*Passage to read*:
[Python-ideas] optimized VM ideas

Sat Jan 24 22:04:35 CET 2009

On Jan 24, 2009, at 1:53 AM, joe wrote:

> On Fri, Jan 23, 2009 at 2:36 AM, Leonardo Santagada <santagada at gmail.com 
> > wrote:
>>
>> I don't think TraceMonkey is slower than V8 I believe the last time  
>> I looked
>> TraceMonkey was faster than V8 and it is becoming even faster at each
>> interaction.
>>
>> The way TraceMonkey works reminds me a bit of Psyco, although I  
>> might be
>> mixing it with the PyPy JIT. But talking about Psyco, why people  
>> don't go
>> help Psyco if all they want is a JIT? It is not like the idea of  
>> having a
>> JIT on Python is even new... Psyco was optimizing code even before  
>> Webkit/V8
>> existed.
>>
>>
>>> This leads me to believe that relatively simple, more general  
>>> concepts in
>>> VM design can have a bigger impact then specific, highly  
>>> complicated JIT
>>> solutions, in the context of dynamic languages that can't be  
>>> easily typed
>>> at compile time.
>>
>> I believe in the exact oposite, and TraceMonkey is probably one of  
>> the
>> proofs of that...
>>
> Well, perhaps there's validity to both sides; V8 is still pretty fast.
> I didn't know they'd improved tracemonkey that much, interesting.
> Trace trees struck me as fairly different from psyco's design (it's
> been a while since I looked at the papers for both though); Psyco
> essentially was designed to optimized specific forms of code, while
> trace trees is more generalized.

Yes I confused the design of pypy jit with the psyco one, sorry.

>>> So I've thought of a few ideas for a more (new) streamlined python  
>>> VM:
>>>
>>> * Simplify the cpython object model as much as possible, while still
>>> allowing
>>> most of the power of the current model.
>>
>> This would modify the language, so it might be interesting, but would
>> generate something which is not Python.
>
> I don't think so.  I didn't mean modify the python object model, I
> meant use a modified version of cpython's implementation of it.  The
> cpython C API isn't part of the language standard, after all, and it's
> kindof inefficient and complex, imho.

I never messed much with the cpython implementation of it, but maybe.  
If I remember correctly the idea for it is to be reasonably simple so  
that it is easy to write extension modules and incorporate it with c  
programs.

>>
>>> * Either keep referencing counting, or experiment with some of the  
>>> newer
>>> techniques such as pointer escaping. Object models that  
>>> exclusively rely
>>> on cyclic GC's have many issues and are hard to get right.
>>
>> Don't know, but a good GC is way faster than what CPython is doing  
>> already,
>> but maybe it is a good idea to explore some others perspectives on  
>> this.
>>
>
> I disagree.  I dislike GCs as a generalized solution, you don't always
> need the overhead of a full GC.  Reference counting + a GC seems like
> a better compromise, since there's less work for it to do (or rather,
> the work is spread over time in smaller amounts).

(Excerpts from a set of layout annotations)
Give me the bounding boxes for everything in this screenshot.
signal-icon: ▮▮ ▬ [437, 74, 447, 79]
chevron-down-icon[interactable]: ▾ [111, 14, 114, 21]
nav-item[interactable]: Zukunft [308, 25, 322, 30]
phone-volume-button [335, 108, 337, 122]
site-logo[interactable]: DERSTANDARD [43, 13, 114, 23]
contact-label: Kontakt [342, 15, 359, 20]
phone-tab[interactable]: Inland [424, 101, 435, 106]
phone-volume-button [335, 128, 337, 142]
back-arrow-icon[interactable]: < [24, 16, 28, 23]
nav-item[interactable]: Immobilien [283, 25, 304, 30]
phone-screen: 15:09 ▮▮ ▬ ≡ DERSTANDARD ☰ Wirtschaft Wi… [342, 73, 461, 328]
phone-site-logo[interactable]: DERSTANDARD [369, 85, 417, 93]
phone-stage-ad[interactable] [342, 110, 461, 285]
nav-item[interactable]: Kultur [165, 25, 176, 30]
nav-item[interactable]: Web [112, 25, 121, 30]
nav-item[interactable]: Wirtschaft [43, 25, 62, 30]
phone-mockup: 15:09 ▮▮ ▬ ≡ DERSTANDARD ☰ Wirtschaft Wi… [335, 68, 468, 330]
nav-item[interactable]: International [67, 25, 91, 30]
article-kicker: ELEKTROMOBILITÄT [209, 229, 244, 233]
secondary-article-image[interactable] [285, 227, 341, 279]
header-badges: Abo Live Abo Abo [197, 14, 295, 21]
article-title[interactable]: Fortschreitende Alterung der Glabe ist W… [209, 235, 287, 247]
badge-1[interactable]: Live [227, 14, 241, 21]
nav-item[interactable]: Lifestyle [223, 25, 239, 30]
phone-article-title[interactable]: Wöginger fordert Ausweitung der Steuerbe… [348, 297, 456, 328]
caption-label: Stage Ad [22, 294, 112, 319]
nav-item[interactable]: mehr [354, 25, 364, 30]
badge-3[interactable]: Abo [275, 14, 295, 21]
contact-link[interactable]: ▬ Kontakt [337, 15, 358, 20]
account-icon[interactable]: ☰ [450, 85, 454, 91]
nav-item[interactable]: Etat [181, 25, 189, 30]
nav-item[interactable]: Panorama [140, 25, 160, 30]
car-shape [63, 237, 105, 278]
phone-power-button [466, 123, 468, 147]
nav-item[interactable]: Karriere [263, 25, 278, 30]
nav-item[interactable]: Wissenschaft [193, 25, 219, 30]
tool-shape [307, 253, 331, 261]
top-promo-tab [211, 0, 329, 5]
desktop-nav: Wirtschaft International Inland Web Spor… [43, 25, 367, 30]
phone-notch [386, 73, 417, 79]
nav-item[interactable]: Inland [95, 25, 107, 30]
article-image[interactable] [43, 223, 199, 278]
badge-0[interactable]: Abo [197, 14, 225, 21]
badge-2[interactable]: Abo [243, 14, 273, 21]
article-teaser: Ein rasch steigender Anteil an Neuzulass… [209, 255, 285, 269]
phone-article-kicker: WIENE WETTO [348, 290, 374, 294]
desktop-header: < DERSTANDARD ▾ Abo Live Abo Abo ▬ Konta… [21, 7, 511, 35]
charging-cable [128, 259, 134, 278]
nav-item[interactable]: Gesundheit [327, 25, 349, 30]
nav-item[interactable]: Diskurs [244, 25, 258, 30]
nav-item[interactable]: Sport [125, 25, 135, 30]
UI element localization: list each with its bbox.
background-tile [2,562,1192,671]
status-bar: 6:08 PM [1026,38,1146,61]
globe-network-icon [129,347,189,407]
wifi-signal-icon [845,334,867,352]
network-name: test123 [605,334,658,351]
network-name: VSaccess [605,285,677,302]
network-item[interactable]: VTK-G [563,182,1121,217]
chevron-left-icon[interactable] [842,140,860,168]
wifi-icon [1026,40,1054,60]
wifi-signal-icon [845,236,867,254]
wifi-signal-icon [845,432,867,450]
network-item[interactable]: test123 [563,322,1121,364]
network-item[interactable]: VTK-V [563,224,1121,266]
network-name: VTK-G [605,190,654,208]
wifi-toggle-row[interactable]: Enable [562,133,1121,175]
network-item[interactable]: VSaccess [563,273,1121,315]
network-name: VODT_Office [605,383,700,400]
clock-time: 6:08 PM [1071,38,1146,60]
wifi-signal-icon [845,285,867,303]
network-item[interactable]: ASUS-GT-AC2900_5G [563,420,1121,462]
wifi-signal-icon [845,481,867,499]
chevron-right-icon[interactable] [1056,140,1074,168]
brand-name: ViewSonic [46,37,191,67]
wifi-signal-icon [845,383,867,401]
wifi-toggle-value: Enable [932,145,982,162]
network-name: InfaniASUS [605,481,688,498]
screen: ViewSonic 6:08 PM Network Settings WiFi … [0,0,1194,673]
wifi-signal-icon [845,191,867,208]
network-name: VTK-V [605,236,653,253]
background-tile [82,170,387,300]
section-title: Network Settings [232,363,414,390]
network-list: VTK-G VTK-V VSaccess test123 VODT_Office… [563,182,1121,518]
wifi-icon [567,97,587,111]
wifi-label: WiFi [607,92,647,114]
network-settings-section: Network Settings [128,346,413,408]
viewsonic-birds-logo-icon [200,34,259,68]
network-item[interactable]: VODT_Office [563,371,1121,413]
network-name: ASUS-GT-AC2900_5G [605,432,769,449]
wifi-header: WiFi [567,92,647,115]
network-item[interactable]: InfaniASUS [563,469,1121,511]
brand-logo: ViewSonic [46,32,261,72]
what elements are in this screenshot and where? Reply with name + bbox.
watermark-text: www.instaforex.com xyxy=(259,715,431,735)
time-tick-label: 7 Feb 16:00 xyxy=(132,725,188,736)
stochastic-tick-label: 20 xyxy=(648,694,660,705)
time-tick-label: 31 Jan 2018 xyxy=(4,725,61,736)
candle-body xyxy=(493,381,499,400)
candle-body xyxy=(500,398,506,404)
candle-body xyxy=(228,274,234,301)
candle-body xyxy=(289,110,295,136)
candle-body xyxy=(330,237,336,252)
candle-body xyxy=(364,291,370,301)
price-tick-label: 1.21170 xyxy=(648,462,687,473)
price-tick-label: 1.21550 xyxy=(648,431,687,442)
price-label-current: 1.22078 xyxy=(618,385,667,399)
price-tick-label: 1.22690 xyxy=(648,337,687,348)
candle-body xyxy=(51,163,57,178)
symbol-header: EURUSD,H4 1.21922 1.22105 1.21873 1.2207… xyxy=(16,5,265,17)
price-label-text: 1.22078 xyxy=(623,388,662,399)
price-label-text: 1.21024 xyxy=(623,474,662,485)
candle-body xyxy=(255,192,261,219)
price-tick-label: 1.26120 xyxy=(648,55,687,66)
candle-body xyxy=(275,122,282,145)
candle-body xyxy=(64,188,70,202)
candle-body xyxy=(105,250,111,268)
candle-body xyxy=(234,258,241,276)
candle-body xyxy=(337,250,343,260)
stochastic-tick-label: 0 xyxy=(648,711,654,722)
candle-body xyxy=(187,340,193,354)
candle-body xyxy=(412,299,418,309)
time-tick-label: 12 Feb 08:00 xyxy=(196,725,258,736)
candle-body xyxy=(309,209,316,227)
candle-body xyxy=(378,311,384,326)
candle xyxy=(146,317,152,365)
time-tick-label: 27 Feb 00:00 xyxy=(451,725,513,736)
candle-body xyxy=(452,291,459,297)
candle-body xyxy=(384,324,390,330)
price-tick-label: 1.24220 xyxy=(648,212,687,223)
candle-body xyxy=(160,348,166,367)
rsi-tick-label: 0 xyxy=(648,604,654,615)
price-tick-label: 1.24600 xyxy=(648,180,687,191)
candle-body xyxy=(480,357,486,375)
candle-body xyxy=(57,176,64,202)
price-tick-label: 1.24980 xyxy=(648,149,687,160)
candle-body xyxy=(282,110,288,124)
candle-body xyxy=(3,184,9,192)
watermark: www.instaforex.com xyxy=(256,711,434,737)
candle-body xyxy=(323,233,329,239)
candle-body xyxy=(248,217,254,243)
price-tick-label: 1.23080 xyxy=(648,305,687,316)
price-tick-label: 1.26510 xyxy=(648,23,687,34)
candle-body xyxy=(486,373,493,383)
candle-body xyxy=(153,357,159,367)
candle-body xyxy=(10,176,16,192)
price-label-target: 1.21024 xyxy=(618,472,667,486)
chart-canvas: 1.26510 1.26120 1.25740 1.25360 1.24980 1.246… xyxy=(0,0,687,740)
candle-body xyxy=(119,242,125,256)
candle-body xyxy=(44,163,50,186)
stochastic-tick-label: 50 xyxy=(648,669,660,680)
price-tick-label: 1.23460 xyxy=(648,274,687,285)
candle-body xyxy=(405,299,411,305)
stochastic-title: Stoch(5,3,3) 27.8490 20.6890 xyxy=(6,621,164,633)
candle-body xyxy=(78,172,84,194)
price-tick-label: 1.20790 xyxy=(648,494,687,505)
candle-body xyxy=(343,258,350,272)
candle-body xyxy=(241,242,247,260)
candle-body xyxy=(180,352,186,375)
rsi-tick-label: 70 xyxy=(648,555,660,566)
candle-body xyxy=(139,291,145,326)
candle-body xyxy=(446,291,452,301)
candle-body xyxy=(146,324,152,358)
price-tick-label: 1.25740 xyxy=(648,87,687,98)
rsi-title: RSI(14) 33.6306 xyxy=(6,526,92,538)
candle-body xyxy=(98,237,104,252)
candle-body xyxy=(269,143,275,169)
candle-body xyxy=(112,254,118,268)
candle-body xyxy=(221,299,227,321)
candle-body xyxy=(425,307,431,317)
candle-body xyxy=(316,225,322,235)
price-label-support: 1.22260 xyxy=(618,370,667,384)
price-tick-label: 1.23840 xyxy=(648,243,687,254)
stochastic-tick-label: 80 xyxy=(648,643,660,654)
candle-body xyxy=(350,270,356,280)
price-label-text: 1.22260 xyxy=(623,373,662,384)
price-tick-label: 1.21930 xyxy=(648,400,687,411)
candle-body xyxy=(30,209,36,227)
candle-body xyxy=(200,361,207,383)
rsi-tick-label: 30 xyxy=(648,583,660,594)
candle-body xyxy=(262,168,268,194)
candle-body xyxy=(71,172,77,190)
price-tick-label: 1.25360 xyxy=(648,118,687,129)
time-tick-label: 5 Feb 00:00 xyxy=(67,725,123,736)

*Set exercise 1*: In the VM ideas thread, what does joe say seems like a better compromise than a full GC?
*Set exercise 2*: Can you put this sentence from the VM ideas thread into French: "I didn't know they'd improved tracemonkey that much, interesting."
*Set exercise 3*: In the VM ideas thread, switch "confused" to "mixed up" and write out the passage from "Yes I confused" up to and including "is not Python.".

*Reply 1*: Reference counting plus a GC.

*Reply 2*: Je ne savais pas qu'ils avaient autant amélioré TraceMonkey, intéressant.

*Reply 3*:
Yes I mixed up the design of pypy jit with the psyco one, sorry.

>>> So I've thought of a few ideas for a more (new) streamlined python  
>>> VM:
>>>
>>> * Simplify the cpython object model as much as possible, while still
>>> allowing
>>> most of the power of the current model.
>>
>> This would modify the language, so it might be interesting, but would
>> generate something which is not Python.